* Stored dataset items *
_ _ _

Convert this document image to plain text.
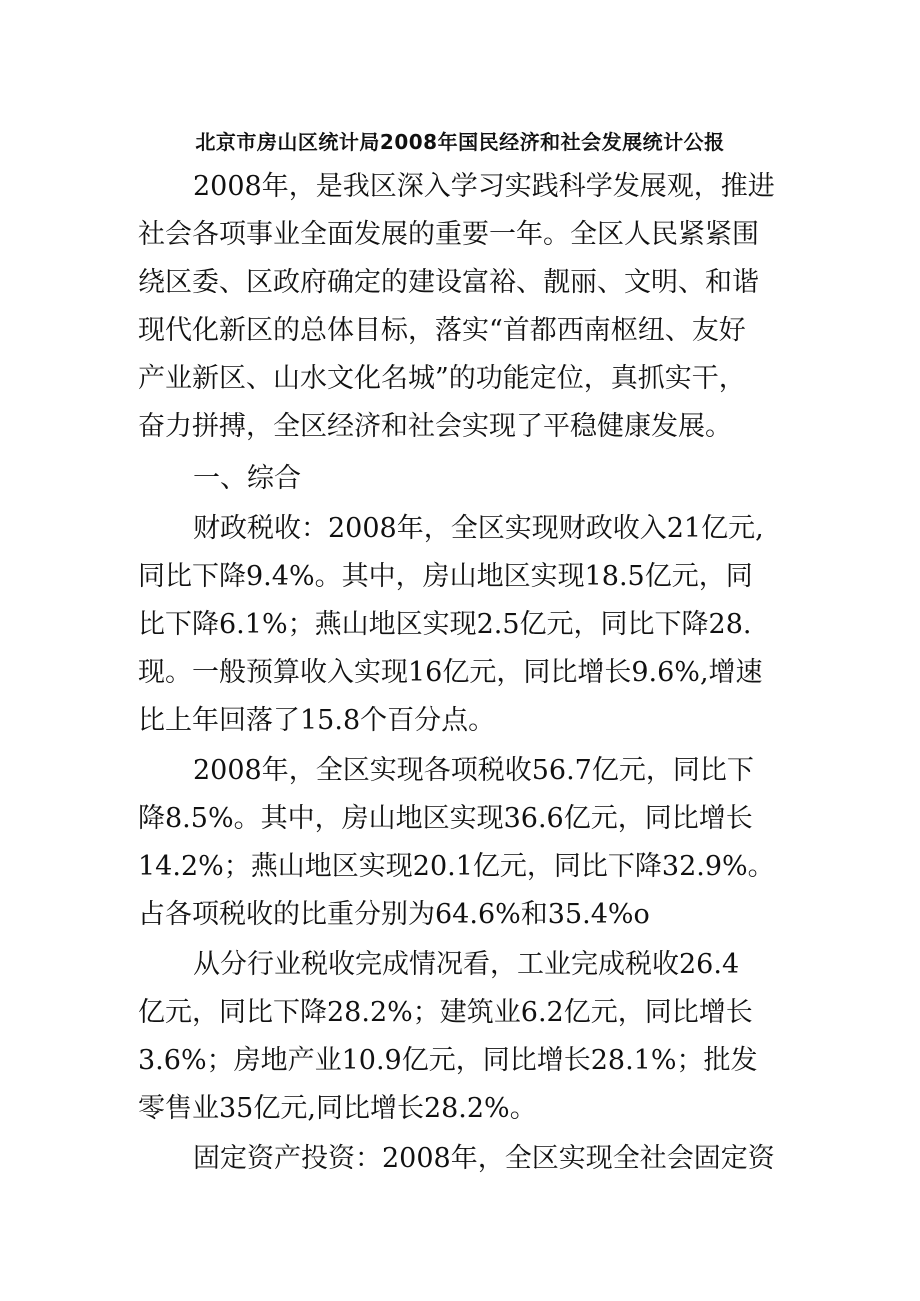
北京市房山区统计局2008年国民经济和社会发展统计公报
2008年，是我区深入学习实践科学发展观，推进
社会各项事业全面发展的重要一年。全区人民紧紧围
绕区委、区政府确定的建设富裕、靓丽、文明、和谐
现代化新区的总体目标，落实“首都西南枢纽、友好
产业新区、山水文化名城”的功能定位，真抓实干，
奋力拼搏，全区经济和社会实现了平稳健康发展。
一、综合
财政税收：2008年，全区实现财政收入21亿元,
同比下降9.4%。其中，房山地区实现18.5亿元，同
比下降6.1%；燕山地区实现2.5亿元，同比下降28.
现。一般预算收入实现16亿元，同比增长9.6%,增速
比上年回落了15.8个百分点。
2008年，全区实现各项税收56.7亿元，同比下
降8.5%。其中，房山地区实现36.6亿元，同比增长
14.2%；燕山地区实现20.1亿元，同比下降32.9%。
占各项税收的比重分别为64.6%和35.4%o
从分行业税收完成情况看，工业完成税收26.4
亿元，同比下降28.2%；建筑业6.2亿元，同比增长
3.6%；房地产业10.9亿元，同比增长28.1%；批发
零售业35亿元,同比增长28.2%。
固定资产投资：2008年，全区实现全社会固定资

_ _ _

* What to produce *
Leave out every picture and copy the rest of the records exactly.

* Expected answer *
Convert this document image to plain text.
北京市房山区统计局2008年国民经济和社会发展统计公报
2008年，是我区深入学习实践科学发展观，推进
社会各项事业全面发展的重要一年。全区人民紧紧围
绕区委、区政府确定的建设富裕、靓丽、文明、和谐
现代化新区的总体目标，落实“首都西南枢纽、友好
产业新区、山水文化名城”的功能定位，真抓实干，
奋力拼搏，全区经济和社会实现了平稳健康发展。
一、综合
财政税收：2008年，全区实现财政收入21亿元,
同比下降9.4%。其中，房山地区实现18.5亿元，同
比下降6.1%；燕山地区实现2.5亿元，同比下降28.
现。一般预算收入实现16亿元，同比增长9.6%,增速
比上年回落了15.8个百分点。
2008年，全区实现各项税收56.7亿元，同比下
降8.5%。其中，房山地区实现36.6亿元，同比增长
14.2%；燕山地区实现20.1亿元，同比下降32.9%。
占各项税收的比重分别为64.6%和35.4%o
从分行业税收完成情况看，工业完成税收26.4
亿元，同比下降28.2%；建筑业6.2亿元，同比增长
3.6%；房地产业10.9亿元，同比增长28.1%；批发
零售业35亿元,同比增长28.2%。
固定资产投资：2008年，全区实现全社会固定资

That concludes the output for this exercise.